▸ WHAT YOU WILL DO: Lines holding the string "image" are the ones to copy; find them all in the data.

▸ ENTRIES SHOWN:
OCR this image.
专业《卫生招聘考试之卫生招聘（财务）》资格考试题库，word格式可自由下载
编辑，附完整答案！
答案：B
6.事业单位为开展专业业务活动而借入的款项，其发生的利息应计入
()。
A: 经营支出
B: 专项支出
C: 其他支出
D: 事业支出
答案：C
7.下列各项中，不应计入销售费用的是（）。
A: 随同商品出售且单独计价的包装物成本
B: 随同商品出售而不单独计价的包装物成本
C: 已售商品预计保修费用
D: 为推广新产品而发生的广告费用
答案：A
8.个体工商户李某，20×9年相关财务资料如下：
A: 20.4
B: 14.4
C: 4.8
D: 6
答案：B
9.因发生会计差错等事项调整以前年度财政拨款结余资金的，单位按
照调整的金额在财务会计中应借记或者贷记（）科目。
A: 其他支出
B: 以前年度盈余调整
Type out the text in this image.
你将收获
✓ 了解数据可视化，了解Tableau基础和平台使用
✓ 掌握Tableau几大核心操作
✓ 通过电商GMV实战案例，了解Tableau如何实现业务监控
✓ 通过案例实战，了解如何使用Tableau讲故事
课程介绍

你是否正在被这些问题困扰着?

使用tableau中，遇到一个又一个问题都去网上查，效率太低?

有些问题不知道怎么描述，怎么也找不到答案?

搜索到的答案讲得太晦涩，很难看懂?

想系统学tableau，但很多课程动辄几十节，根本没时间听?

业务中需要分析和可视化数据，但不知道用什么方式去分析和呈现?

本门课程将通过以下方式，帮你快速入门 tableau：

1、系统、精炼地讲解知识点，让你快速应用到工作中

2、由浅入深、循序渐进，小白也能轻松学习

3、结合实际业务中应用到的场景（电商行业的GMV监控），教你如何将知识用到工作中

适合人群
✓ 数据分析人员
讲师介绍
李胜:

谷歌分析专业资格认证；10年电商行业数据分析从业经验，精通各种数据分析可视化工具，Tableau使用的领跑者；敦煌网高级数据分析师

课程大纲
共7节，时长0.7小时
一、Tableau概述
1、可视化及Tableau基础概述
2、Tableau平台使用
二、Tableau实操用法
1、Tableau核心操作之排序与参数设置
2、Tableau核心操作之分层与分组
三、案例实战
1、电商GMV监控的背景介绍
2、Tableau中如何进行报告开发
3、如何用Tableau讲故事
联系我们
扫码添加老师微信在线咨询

▸ SOLUTION TO THIS PROBLEM:
OCR this image.
Type out the text in this image.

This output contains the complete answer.